[Data items]
━━━━━━━━━━
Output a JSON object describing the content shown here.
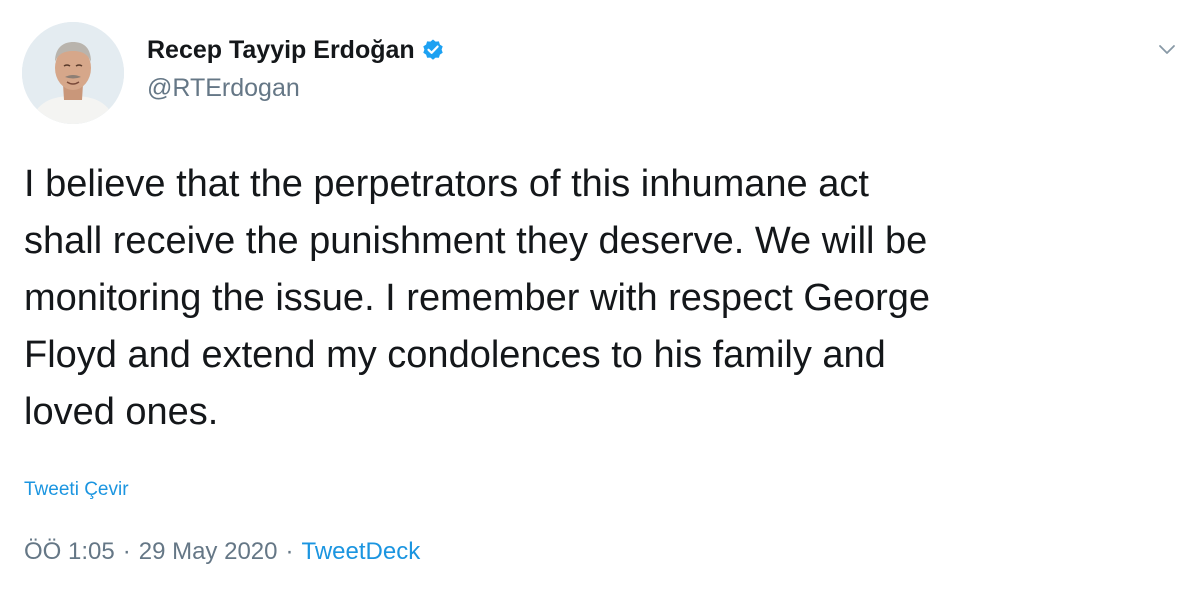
{
  "author": {
    "display_name": "Recep Tayyip Erdoğan",
    "handle": "@RTErdogan",
    "verified": true
  },
  "tweet": {
    "text": "I believe that the perpetrators of this inhumane act\nshall receive the punishment they deserve. We will be\nmonitoring the issue. I remember with respect George\nFloyd and extend my condolences to his family and\nloved ones.",
    "translate_label": "Tweeti Çevir",
    "time": "ÖÖ 1:05",
    "date": "29 May 2020",
    "separator": "·",
    "source": "TweetDeck"
  },
  "icons": {
    "verified": "verified-badge-icon",
    "menu": "chevron-down-icon"
  },
  "colors": {
    "text": "#14171a",
    "secondary": "#657786",
    "link": "#1b95e0",
    "verified": "#1da1f2"
  }
}
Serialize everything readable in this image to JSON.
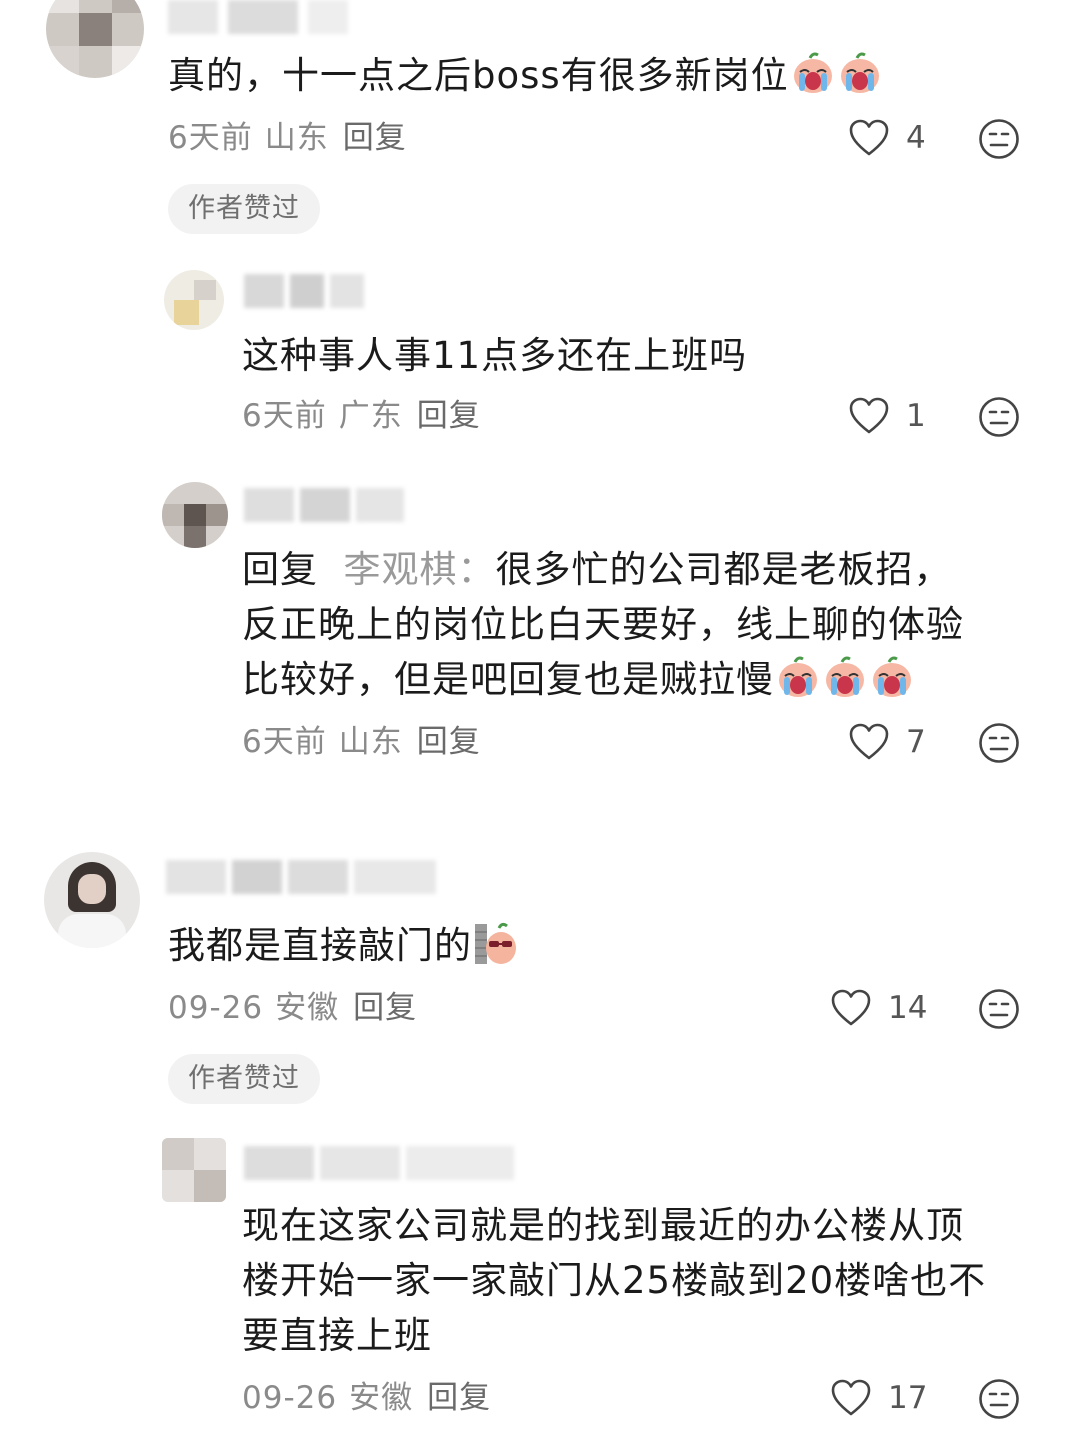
{
  "comments": [
    {
      "text": "真的，十一点之后boss有很多新岗位",
      "time": "6天前",
      "location": "山东",
      "reply_label": "回复",
      "likes": "4",
      "author_liked_label": "作者赞过",
      "replies": [
        {
          "text": "这种事人事11点多还在上班吗",
          "time": "6天前",
          "location": "广东",
          "reply_label": "回复",
          "likes": "1"
        },
        {
          "reply_prefix": "回复",
          "reply_target": "李观棋：",
          "text_line1": "很多忙的公司都是老板招，",
          "text_line2": "反正晚上的岗位比白天要好，线上聊的体验",
          "text_line3": "比较好，但是吧回复也是贼拉慢",
          "time": "6天前",
          "location": "山东",
          "reply_label": "回复",
          "likes": "7"
        }
      ]
    },
    {
      "text": "我都是直接敲门的",
      "time": "09-26",
      "location": "安徽",
      "reply_label": "回复",
      "likes": "14",
      "author_liked_label": "作者赞过",
      "replies": [
        {
          "text_line1": "现在这家公司就是的找到最近的办公楼从顶",
          "text_line2": "楼开始一家一家敲门从25楼敲到20楼啥也不",
          "text_line3": "要直接上班",
          "time": "09-26",
          "location": "安徽",
          "reply_label": "回复",
          "likes": "17"
        }
      ]
    }
  ],
  "icons": {
    "like": "heart-outline-icon",
    "reaction": "neutral-face-icon",
    "emoji_crying": "crying-peach-emoji",
    "emoji_wall": "peeking-wall-emoji"
  },
  "colors": {
    "text": "#1b1b1b",
    "meta": "#8a8a8a",
    "reply_target": "#9a9a9a",
    "pill_bg": "#f2f2f2",
    "icon": "#444444"
  }
}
━━━━━━━━━━
» What to work on
Reproduce the full material exactly, excluding the pictures.

» Result of the task
Output a JSON object describing the content shown here.
{
  "author": {
    "display_name": "Recep Tayyip Erdoğan",
    "handle": "@RTErdogan",
    "verified": true
  },
  "tweet": {
    "text": "I believe that the perpetrators of this inhumane act\nshall receive the punishment they deserve. We will be\nmonitoring the issue. I remember with respect George\nFloyd and extend my condolences to his family and\nloved ones.",
    "translate_label": "Tweeti Çevir",
    "time": "ÖÖ 1:05",
    "date": "29 May 2020",
    "separator": "·",
    "source": "TweetDeck"
  },
  "icons": {
    "verified": "verified-badge-icon",
    "menu": "chevron-down-icon"
  },
  "colors": {
    "text": "#14171a",
    "secondary": "#657786",
    "link": "#1b95e0",
    "verified": "#1da1f2"
  }
}
Serialize everything readable in this image to JSON.
{
  "comments": [
    {
      "text": "真的，十一点之后boss有很多新岗位",
      "time": "6天前",
      "location": "山东",
      "reply_label": "回复",
      "likes": "4",
      "author_liked_label": "作者赞过",
      "replies": [
        {
          "text": "这种事人事11点多还在上班吗",
          "time": "6天前",
          "location": "广东",
          "reply_label": "回复",
          "likes": "1"
        },
        {
          "reply_prefix": "回复",
          "reply_target": "李观棋：",
          "text_line1": "很多忙的公司都是老板招，",
          "text_line2": "反正晚上的岗位比白天要好，线上聊的体验",
          "text_line3": "比较好，但是吧回复也是贼拉慢",
          "time": "6天前",
          "location": "山东",
          "reply_label": "回复",
          "likes": "7"
        }
      ]
    },
    {
      "text": "我都是直接敲门的",
      "time": "09-26",
      "location": "安徽",
      "reply_label": "回复",
      "likes": "14",
      "author_liked_label": "作者赞过",
      "replies": [
        {
          "text_line1": "现在这家公司就是的找到最近的办公楼从顶",
          "text_line2": "楼开始一家一家敲门从25楼敲到20楼啥也不",
          "text_line3": "要直接上班",
          "time": "09-26",
          "location": "安徽",
          "reply_label": "回复",
          "likes": "17"
        }
      ]
    }
  ],
  "icons": {
    "like": "heart-outline-icon",
    "reaction": "neutral-face-icon",
    "emoji_crying": "crying-peach-emoji",
    "emoji_wall": "peeking-wall-emoji"
  },
  "colors": {
    "text": "#1b1b1b",
    "meta": "#8a8a8a",
    "reply_target": "#9a9a9a",
    "pill_bg": "#f2f2f2",
    "icon": "#444444"
  }
}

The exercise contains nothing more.